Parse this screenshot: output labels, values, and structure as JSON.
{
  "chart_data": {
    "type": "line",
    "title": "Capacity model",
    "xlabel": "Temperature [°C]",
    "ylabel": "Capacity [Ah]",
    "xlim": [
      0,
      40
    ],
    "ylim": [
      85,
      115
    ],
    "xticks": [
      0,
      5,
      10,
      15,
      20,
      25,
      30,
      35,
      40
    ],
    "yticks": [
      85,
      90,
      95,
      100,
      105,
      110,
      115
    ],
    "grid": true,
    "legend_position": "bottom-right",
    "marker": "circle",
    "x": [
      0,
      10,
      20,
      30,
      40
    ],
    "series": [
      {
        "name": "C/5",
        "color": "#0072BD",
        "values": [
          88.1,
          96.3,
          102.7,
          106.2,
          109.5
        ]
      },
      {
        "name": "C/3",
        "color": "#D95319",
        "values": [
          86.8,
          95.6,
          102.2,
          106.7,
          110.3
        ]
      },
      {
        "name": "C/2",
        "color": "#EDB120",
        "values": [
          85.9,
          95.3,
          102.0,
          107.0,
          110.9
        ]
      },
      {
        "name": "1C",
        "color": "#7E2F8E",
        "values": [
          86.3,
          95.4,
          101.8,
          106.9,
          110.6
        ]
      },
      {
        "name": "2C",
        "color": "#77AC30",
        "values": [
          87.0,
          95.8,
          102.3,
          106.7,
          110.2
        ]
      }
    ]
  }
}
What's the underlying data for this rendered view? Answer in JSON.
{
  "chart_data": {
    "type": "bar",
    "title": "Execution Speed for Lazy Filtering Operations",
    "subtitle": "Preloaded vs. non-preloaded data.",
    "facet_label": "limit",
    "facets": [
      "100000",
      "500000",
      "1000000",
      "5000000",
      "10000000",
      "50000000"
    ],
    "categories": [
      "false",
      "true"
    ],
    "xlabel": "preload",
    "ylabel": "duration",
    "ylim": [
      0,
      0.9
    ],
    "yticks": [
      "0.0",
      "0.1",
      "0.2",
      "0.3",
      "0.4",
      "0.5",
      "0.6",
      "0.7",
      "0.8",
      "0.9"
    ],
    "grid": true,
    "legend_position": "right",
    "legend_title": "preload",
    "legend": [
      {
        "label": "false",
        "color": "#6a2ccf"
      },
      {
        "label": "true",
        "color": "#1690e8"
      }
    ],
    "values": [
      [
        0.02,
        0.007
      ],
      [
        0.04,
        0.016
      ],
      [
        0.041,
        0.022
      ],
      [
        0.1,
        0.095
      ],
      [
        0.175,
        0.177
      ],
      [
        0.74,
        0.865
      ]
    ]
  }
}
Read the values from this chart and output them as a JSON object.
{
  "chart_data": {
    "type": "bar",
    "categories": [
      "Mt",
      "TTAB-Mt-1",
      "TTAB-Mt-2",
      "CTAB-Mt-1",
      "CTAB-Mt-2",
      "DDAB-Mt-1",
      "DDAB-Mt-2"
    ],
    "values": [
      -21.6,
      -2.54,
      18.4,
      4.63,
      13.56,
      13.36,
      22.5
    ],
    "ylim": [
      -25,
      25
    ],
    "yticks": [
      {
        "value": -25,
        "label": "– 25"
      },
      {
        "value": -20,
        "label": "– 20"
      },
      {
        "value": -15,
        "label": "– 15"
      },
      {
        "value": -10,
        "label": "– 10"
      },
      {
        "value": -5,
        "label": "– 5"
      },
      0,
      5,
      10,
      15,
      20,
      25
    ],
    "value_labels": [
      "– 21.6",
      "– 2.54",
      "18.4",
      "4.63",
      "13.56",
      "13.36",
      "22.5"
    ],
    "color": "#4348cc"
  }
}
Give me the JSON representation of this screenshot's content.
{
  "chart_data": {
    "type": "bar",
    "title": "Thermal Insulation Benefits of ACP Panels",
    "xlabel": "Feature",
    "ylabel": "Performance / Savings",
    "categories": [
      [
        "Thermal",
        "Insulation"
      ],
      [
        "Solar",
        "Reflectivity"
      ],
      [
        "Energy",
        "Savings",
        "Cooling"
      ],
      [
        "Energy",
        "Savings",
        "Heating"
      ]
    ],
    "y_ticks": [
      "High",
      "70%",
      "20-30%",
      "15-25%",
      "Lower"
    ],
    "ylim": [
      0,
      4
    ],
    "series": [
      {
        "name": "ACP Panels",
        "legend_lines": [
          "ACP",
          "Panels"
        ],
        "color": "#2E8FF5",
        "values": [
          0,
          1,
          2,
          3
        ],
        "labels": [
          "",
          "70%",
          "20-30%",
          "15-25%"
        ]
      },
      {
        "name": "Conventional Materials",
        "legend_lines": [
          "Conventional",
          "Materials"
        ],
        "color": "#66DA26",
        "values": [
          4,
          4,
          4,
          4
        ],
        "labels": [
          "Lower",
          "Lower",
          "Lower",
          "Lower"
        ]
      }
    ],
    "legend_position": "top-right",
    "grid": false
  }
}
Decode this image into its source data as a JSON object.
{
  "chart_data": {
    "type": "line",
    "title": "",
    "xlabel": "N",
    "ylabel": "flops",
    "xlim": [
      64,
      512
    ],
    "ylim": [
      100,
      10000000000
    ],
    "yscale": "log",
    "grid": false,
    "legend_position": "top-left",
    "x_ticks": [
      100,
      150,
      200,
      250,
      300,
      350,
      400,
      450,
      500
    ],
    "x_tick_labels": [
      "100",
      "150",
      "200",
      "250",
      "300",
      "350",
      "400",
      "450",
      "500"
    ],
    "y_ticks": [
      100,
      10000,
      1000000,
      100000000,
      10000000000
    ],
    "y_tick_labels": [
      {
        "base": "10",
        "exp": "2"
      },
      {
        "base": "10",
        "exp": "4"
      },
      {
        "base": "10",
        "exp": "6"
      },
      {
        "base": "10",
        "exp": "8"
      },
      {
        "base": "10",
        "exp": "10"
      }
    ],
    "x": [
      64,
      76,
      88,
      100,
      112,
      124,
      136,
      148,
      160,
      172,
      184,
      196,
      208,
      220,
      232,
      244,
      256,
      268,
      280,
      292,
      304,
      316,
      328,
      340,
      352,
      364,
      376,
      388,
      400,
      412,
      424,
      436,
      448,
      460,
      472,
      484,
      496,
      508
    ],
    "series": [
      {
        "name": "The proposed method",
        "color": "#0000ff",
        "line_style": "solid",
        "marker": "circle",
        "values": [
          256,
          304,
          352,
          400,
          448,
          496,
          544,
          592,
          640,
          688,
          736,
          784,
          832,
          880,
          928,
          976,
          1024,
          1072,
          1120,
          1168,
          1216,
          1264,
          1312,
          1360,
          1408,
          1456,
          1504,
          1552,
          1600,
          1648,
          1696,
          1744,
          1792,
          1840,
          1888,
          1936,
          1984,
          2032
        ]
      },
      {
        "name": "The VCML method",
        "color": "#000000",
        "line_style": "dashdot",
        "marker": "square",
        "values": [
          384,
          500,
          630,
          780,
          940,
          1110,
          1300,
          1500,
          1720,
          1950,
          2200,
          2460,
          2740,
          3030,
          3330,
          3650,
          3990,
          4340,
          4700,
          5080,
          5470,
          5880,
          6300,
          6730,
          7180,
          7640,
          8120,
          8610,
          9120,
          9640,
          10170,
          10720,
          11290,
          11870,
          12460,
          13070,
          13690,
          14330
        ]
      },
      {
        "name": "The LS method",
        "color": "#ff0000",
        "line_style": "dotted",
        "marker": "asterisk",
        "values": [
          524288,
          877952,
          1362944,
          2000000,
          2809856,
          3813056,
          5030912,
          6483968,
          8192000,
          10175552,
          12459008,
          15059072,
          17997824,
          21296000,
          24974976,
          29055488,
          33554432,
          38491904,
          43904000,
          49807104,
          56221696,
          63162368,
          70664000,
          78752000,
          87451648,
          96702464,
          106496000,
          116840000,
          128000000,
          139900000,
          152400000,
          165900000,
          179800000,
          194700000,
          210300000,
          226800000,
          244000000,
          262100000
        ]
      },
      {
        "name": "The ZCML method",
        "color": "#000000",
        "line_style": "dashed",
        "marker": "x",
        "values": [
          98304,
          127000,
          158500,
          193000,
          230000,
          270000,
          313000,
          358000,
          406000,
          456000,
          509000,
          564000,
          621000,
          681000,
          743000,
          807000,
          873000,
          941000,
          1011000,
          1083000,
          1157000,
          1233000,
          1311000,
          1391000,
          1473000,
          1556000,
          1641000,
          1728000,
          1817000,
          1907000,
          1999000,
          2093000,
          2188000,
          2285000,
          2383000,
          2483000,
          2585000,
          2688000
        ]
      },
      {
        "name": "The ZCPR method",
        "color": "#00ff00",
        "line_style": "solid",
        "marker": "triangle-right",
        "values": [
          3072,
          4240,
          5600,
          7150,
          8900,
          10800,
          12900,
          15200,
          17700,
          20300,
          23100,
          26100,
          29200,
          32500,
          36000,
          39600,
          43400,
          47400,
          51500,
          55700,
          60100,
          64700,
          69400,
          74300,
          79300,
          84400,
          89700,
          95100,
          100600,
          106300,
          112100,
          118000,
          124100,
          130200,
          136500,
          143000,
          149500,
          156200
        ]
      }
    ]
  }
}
-*-*-
=== WHAT YOU NEED TO DO ===
For each line in the data above that contains the string "false", extract the line.

=== FINISHED ANSWER ===
      "false",
        "label": "false",
    "grid": false
    "grid": false,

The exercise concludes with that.